[Exercise description] The entries below should be transcribed in their entirety, exactly as written.

╭──

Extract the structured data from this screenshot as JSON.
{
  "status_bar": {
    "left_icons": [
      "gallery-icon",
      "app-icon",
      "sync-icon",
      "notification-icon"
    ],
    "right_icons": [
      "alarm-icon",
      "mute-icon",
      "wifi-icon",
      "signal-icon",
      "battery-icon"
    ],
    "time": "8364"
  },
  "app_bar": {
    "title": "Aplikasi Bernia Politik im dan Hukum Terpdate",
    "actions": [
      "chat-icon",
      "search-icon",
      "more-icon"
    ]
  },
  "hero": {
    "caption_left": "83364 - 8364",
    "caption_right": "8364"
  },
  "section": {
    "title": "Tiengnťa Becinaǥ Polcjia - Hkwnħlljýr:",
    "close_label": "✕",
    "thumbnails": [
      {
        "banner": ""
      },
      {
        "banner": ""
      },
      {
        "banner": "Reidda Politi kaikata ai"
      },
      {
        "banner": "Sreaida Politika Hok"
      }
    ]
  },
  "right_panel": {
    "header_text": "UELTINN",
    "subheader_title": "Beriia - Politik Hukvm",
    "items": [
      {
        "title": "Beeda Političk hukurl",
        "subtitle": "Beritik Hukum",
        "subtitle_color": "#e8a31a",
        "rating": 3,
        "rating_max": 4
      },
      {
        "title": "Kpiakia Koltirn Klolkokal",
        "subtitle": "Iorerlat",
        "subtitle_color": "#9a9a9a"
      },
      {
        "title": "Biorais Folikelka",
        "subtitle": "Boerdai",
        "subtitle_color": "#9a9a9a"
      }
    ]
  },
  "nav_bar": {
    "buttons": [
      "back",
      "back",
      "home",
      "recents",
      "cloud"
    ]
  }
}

╰──

[Task response]
Extract the structured data from this screenshot as JSON.
{
  "status_bar": {
    "left_icons": [
      "gallery-icon",
      "app-icon",
      "sync-icon",
      "notification-icon"
    ],
    "right_icons": [
      "alarm-icon",
      "mute-icon",
      "wifi-icon",
      "signal-icon",
      "battery-icon"
    ],
    "time": "8364"
  },
  "app_bar": {
    "title": "Aplikasi Bernia Politik im dan Hukum Terpdate",
    "actions": [
      "chat-icon",
      "search-icon",
      "more-icon"
    ]
  },
  "hero": {
    "caption_left": "83364 - 8364",
    "caption_right": "8364"
  },
  "section": {
    "title": "Tiengnťa Becinaǥ Polcjia - Hkwnħlljýr:",
    "close_label": "✕",
    "thumbnails": [
      {
        "banner": ""
      },
      {
        "banner": ""
      },
      {
        "banner": "Reidda Politi kaikata ai"
      },
      {
        "banner": "Sreaida Politika Hok"
      }
    ]
  },
  "right_panel": {
    "header_text": "UELTINN",
    "subheader_title": "Beriia - Politik Hukvm",
    "items": [
      {
        "title": "Beeda Političk hukurl",
        "subtitle": "Beritik Hukum",
        "subtitle_color": "#e8a31a",
        "rating": 3,
        "rating_max": 4
      },
      {
        "title": "Kpiakia Koltirn Klolkokal",
        "subtitle": "Iorerlat",
        "subtitle_color": "#9a9a9a"
      },
      {
        "title": "Biorais Folikelka",
        "subtitle": "Boerdai",
        "subtitle_color": "#9a9a9a"
      }
    ]
  },
  "nav_bar": {
    "buttons": [
      "back",
      "back",
      "home",
      "recents",
      "cloud"
    ]
  }
}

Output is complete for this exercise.